## Work instructions:
Within the records that follow, find every line containing the string "title". Copy those lines.

## Given information:

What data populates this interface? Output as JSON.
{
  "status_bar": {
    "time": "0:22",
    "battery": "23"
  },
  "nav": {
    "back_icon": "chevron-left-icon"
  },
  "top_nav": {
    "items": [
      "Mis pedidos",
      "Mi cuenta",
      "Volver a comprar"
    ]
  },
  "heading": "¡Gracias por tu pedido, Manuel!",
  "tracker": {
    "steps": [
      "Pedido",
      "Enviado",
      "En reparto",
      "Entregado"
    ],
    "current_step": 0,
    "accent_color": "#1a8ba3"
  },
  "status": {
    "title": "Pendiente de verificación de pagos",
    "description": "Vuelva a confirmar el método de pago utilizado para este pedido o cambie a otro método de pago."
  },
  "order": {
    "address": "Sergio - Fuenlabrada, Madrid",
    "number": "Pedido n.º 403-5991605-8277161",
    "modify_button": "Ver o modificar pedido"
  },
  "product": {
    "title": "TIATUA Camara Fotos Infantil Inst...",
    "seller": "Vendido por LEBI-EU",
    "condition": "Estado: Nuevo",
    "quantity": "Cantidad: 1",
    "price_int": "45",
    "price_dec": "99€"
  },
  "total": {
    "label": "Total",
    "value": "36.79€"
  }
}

## Output for this exercise:
    "title": "Pendiente de verificación de pagos",
    "title": "TIATUA Camara Fotos Infantil Inst...",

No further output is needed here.